+++ Supplied material

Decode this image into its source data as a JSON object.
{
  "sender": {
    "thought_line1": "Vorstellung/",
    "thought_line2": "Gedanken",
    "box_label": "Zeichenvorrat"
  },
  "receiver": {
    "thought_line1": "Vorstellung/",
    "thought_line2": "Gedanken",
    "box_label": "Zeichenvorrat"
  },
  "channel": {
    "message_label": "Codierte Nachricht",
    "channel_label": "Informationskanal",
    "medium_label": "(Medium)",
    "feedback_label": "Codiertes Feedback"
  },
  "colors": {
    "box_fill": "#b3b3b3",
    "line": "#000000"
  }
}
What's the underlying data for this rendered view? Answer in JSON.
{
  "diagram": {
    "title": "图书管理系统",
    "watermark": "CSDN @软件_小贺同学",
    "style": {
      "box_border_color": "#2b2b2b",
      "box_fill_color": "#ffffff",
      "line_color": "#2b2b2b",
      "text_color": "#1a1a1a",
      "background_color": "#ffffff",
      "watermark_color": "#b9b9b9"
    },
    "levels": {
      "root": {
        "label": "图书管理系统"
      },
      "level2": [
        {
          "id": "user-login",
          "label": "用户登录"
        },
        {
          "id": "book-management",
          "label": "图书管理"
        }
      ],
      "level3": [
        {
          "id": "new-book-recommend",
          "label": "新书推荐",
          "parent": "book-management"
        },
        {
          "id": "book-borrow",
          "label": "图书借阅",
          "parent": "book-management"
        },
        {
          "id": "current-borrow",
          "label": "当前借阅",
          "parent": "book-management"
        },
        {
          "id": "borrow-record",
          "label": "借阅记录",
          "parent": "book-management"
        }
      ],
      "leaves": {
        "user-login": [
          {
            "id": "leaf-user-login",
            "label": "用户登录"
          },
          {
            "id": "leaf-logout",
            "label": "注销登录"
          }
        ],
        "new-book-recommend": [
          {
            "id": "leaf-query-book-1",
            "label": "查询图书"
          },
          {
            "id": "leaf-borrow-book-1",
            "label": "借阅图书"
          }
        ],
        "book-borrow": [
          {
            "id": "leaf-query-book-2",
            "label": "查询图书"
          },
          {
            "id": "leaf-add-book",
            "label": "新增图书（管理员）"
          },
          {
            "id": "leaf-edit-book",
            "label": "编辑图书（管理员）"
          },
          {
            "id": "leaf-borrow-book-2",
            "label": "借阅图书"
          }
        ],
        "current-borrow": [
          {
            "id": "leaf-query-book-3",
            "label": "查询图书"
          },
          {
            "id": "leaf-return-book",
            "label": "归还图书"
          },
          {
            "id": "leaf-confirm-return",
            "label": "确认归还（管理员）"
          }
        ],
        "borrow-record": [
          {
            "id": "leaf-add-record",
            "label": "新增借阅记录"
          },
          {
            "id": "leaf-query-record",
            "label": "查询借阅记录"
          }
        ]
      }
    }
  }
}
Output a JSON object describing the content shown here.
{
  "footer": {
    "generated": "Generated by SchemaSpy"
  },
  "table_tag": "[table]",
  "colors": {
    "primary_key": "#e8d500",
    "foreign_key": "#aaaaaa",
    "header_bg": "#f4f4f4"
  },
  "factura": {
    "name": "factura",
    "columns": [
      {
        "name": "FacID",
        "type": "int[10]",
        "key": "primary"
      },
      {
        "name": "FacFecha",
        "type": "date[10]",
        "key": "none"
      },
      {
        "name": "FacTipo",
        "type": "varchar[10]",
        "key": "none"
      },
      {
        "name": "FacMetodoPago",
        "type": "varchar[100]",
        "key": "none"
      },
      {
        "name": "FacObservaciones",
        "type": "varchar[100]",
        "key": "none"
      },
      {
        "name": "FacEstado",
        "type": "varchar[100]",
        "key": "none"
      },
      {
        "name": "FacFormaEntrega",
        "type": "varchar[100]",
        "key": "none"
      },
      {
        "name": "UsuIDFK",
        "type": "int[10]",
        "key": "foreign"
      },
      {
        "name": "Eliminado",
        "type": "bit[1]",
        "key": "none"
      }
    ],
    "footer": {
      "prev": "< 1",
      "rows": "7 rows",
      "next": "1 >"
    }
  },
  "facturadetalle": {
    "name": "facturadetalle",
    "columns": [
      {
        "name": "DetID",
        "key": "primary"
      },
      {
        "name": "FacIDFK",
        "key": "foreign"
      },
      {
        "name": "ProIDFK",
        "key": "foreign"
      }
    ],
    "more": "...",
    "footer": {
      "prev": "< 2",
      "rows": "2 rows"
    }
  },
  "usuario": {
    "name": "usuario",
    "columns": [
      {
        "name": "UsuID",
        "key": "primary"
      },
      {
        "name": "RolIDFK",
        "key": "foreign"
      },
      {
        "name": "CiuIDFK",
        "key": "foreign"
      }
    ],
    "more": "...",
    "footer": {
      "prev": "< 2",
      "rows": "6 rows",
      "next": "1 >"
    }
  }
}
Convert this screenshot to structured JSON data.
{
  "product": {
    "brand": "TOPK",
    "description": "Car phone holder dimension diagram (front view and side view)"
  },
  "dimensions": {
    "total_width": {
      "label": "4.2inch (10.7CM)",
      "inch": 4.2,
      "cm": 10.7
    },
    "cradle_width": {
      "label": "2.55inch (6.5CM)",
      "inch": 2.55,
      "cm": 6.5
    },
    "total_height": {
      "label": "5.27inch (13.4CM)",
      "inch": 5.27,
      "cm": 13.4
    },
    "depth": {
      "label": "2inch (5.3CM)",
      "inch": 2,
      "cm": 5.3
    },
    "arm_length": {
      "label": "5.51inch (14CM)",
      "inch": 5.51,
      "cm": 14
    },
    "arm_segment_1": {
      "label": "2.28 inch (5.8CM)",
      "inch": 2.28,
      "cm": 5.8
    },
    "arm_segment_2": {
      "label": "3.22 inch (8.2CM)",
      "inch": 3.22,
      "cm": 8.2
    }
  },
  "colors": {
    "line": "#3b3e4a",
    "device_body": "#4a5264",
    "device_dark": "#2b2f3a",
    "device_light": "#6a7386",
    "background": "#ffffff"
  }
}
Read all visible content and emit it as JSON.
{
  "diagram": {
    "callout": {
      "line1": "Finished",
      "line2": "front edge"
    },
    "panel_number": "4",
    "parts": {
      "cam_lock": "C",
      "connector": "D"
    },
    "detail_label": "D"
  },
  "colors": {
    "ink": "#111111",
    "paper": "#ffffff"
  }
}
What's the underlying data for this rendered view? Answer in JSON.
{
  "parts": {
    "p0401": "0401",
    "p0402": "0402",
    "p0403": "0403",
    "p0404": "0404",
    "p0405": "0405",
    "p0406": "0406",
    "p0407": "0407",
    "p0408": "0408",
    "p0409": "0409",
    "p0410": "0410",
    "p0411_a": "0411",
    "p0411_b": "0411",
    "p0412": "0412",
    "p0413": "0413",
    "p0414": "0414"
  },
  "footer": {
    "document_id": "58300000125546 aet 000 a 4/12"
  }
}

++++++

Stated exercise: Check each line above for the string "return" and report how many lines have it, giving only the number.

Written solution: 2